Stored records
=======

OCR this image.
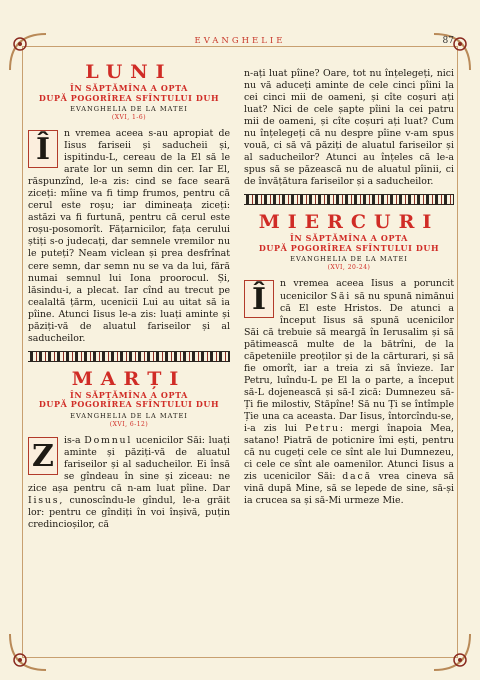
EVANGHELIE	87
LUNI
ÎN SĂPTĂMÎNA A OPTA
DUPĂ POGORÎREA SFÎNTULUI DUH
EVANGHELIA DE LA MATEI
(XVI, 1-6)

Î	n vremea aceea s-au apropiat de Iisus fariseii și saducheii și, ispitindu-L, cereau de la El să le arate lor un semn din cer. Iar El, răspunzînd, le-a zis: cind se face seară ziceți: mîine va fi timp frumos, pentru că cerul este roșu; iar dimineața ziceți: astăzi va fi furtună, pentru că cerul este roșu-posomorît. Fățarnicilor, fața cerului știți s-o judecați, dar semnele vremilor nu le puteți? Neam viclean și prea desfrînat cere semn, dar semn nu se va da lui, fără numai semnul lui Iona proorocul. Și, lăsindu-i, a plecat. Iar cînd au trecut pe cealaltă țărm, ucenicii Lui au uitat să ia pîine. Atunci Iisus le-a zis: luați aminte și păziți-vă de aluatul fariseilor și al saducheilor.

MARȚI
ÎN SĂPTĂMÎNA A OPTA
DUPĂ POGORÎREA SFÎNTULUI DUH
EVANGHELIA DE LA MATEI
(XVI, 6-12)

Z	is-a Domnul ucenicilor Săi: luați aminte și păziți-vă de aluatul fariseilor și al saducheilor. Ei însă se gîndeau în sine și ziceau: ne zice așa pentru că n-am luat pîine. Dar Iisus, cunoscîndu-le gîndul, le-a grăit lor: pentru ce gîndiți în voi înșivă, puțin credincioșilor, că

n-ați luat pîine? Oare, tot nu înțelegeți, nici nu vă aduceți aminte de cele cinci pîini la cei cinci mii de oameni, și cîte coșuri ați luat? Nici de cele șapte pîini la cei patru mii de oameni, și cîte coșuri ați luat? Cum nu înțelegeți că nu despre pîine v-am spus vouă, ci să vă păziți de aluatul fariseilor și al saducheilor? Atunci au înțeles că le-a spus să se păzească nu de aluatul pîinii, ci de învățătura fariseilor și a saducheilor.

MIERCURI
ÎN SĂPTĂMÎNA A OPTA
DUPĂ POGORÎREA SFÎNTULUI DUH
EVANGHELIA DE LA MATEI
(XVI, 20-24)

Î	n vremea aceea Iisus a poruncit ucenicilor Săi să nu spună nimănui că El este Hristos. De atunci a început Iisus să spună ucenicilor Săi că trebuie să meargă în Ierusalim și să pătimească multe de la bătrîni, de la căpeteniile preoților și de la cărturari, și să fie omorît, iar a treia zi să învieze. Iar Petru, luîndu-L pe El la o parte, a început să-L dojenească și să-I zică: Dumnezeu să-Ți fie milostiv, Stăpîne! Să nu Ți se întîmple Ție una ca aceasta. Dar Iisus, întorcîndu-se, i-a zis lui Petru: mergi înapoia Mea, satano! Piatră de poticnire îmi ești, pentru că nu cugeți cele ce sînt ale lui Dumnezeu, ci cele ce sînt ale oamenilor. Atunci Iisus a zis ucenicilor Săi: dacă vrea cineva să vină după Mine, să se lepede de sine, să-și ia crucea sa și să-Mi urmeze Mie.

=======

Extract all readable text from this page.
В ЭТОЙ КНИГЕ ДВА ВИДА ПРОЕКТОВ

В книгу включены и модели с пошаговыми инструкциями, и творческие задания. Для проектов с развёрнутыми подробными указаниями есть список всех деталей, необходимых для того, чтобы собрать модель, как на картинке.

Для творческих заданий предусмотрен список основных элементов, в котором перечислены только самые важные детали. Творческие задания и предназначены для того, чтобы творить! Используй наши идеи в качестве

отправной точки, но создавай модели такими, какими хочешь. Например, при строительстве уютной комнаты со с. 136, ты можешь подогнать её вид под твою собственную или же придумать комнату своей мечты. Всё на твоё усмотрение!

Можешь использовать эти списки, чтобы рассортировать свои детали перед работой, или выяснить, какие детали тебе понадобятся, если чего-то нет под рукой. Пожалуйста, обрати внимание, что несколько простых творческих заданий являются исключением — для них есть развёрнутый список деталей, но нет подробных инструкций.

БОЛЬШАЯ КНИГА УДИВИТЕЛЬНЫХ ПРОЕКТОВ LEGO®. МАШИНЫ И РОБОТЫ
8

=======

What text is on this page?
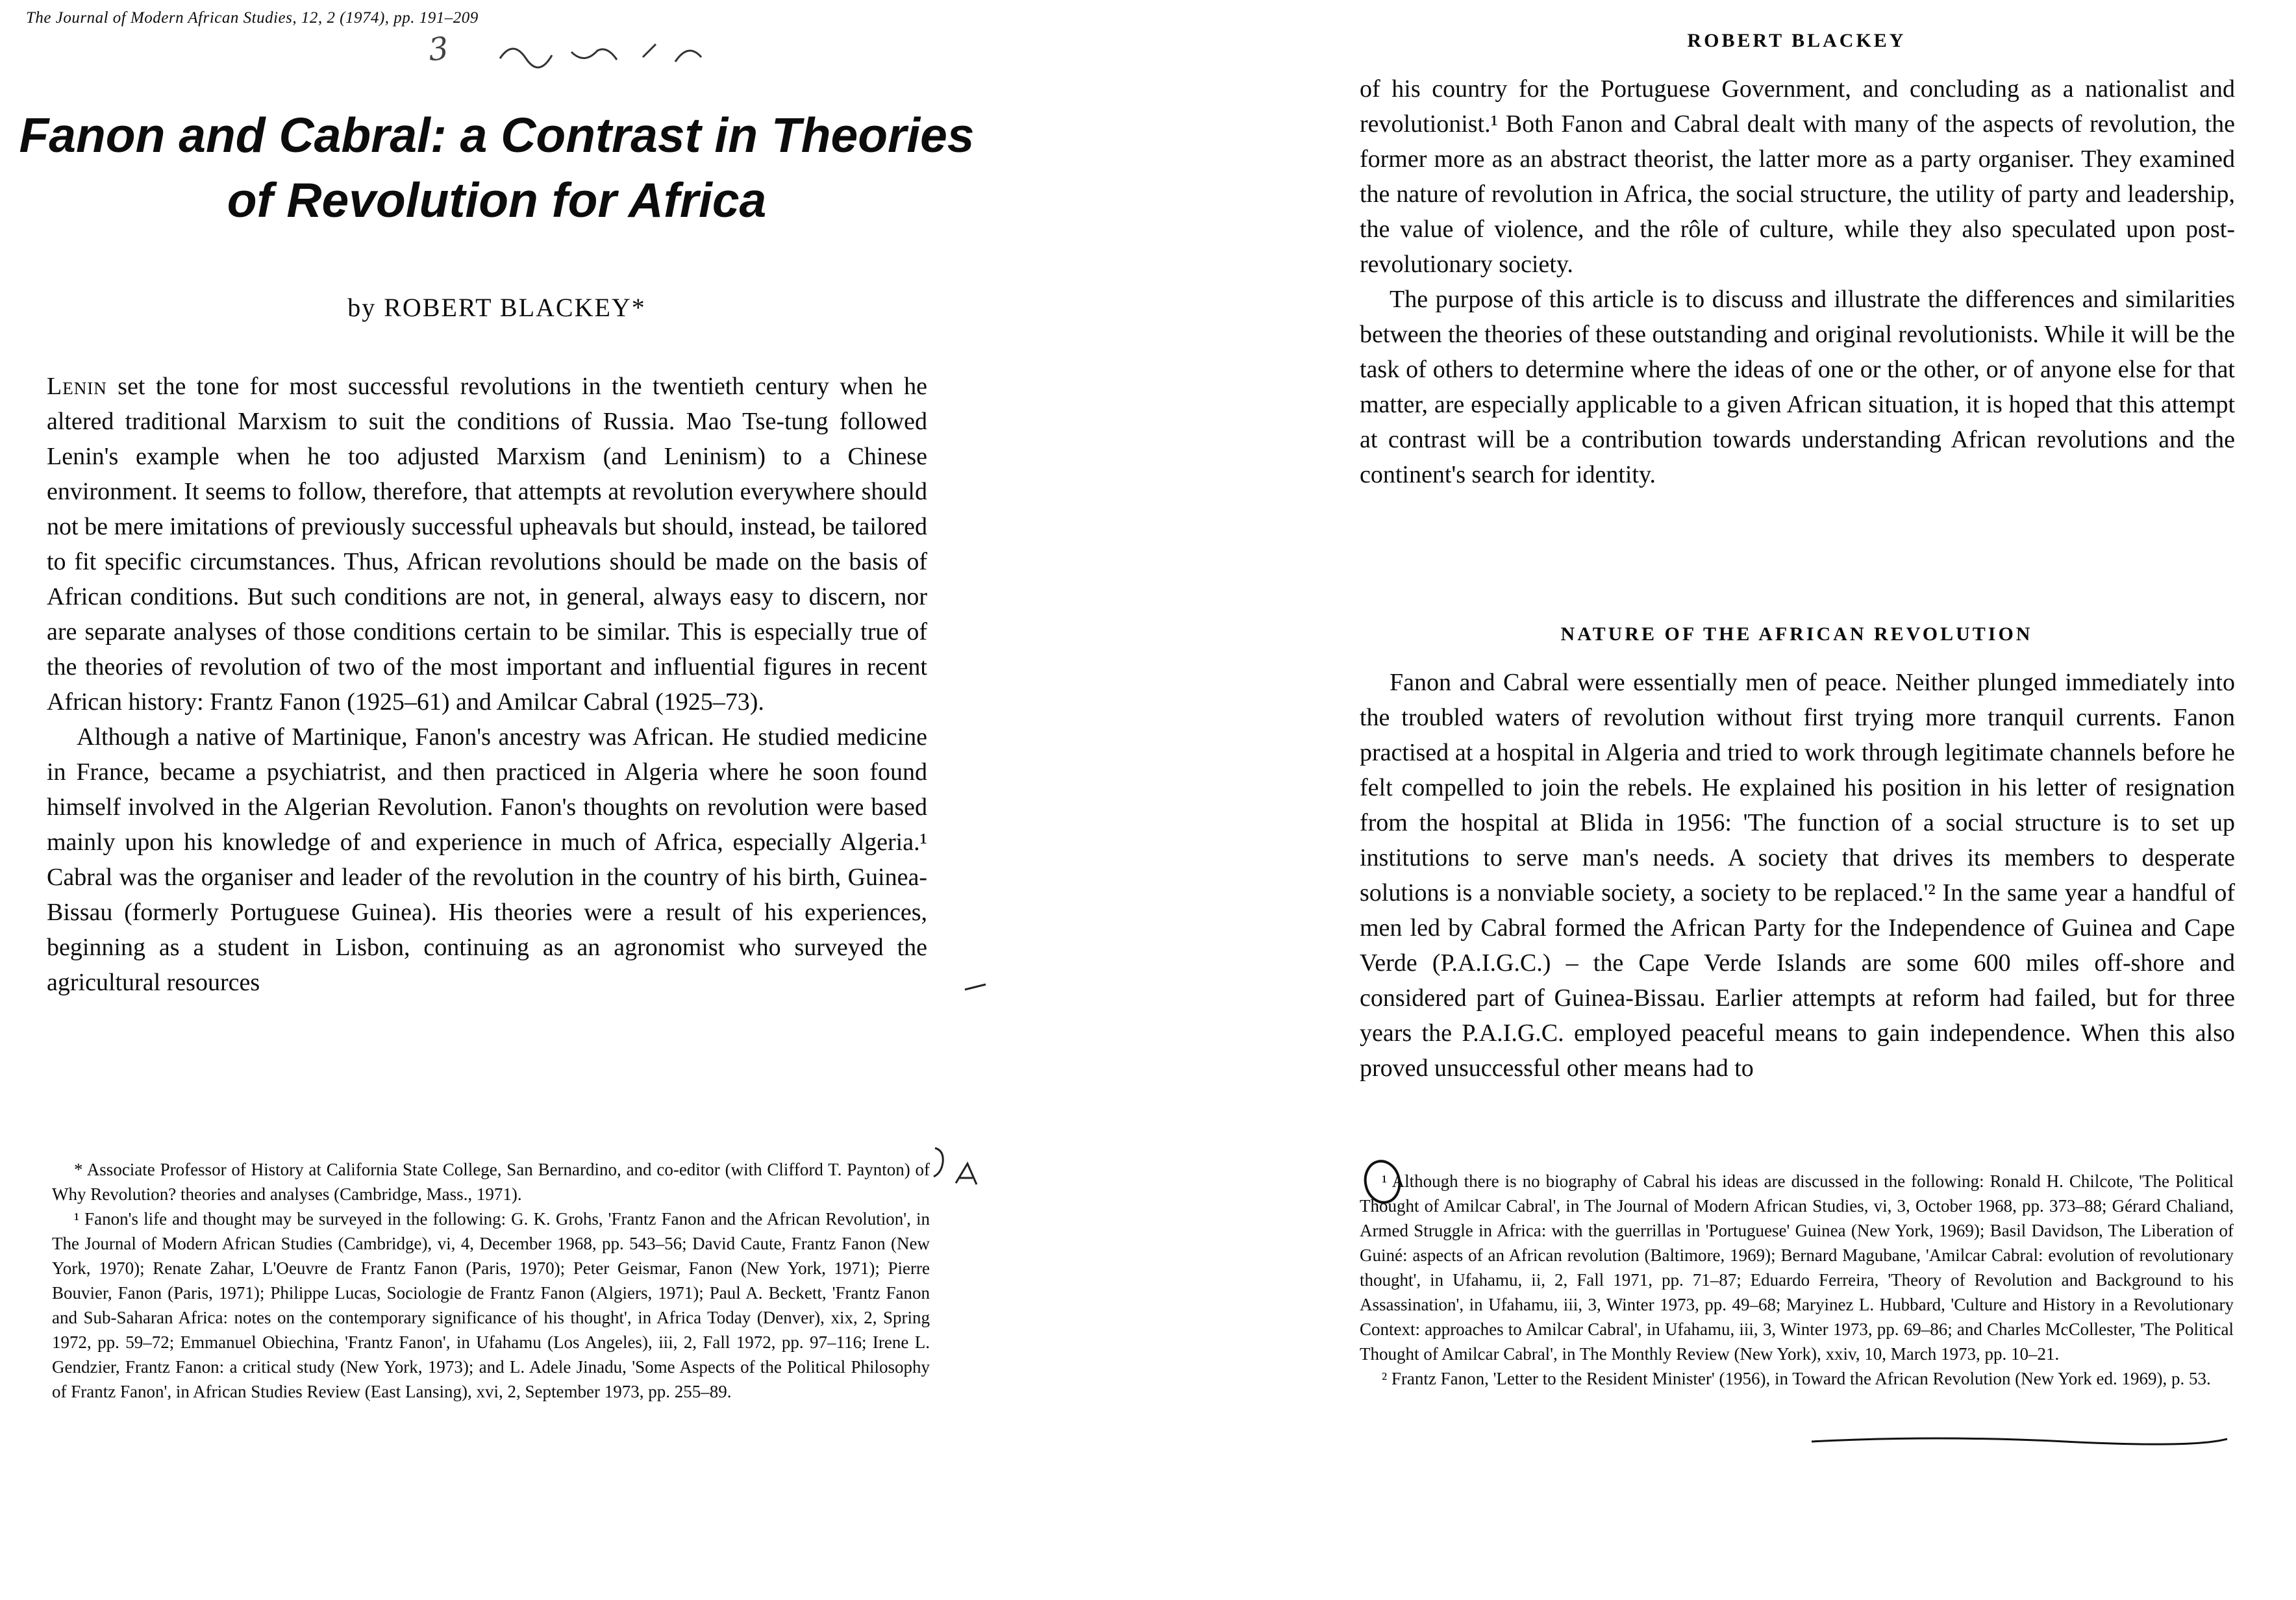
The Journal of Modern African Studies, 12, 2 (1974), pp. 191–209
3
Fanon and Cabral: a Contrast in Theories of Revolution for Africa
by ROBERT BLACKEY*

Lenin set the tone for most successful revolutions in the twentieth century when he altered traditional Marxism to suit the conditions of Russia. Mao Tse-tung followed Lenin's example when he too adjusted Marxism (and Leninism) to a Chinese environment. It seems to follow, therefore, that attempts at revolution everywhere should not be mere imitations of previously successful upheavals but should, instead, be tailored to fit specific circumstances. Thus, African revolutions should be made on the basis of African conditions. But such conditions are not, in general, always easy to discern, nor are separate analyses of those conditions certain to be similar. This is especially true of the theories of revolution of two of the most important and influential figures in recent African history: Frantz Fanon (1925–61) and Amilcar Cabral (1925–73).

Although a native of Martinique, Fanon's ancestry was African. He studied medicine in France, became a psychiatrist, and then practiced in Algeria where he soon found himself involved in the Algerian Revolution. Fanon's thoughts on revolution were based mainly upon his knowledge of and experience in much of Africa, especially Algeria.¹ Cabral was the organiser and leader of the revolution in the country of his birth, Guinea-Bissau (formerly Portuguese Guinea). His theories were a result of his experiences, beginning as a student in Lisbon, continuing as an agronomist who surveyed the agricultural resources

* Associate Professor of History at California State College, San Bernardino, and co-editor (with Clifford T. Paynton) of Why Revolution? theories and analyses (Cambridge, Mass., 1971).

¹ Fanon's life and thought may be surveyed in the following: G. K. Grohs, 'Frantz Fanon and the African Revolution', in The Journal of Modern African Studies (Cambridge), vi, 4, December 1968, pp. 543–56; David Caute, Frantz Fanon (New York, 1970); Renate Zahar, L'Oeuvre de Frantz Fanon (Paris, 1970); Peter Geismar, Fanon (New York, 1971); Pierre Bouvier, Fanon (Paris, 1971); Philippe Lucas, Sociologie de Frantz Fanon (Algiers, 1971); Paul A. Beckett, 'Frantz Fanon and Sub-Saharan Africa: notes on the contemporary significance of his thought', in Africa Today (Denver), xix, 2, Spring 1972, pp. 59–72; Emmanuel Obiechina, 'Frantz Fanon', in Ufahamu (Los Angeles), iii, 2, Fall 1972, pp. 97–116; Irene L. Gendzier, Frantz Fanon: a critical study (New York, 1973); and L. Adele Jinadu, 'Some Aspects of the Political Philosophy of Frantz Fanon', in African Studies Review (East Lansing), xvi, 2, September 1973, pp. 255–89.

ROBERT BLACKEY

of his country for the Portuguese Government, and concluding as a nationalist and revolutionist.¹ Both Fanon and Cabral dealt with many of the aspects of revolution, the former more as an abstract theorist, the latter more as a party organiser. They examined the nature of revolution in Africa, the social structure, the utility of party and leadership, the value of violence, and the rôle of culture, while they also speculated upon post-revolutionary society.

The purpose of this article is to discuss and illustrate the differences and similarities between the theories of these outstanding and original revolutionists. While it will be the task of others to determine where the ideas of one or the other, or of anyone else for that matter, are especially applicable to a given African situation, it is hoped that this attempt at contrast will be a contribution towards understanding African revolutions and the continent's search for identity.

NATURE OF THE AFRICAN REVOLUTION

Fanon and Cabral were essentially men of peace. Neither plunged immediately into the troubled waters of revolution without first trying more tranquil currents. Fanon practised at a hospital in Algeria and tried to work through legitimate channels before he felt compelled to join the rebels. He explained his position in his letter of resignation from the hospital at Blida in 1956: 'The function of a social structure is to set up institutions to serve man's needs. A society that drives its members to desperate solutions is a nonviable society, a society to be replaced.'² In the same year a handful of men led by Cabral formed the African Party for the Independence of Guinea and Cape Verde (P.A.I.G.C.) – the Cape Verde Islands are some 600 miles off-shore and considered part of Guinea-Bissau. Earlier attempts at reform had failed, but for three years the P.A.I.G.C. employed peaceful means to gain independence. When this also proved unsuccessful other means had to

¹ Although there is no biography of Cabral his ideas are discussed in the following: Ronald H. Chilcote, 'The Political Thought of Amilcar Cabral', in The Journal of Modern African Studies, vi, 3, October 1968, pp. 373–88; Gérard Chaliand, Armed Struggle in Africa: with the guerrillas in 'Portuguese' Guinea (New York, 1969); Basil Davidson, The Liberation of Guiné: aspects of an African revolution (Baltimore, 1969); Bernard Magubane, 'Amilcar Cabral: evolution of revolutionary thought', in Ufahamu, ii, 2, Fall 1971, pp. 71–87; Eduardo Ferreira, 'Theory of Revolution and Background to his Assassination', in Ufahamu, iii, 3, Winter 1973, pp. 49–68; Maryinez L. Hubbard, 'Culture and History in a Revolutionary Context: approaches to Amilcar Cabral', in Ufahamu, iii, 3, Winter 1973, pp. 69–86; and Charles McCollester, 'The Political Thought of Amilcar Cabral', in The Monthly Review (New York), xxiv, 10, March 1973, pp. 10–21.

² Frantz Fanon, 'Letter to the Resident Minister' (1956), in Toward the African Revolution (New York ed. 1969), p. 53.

=======

• _What to work on_
Pull out every line above that holds the word "модели".

• _Solution_
В книгу включены и модели с пошаговыми инструкциями, и творческие задания. Для проектов с развёрнутыми подробными указаниями есть список всех деталей, необходимых для того, чтобы собрать модель, как на картинке.
отправной точки, но создавай модели такими, какими хочешь. Например, при строительстве уютной комнаты со с. 136, ты можешь подогнать её вид под твою собственную или же придумать комнату своей мечты. Всё на твоё усмотрение!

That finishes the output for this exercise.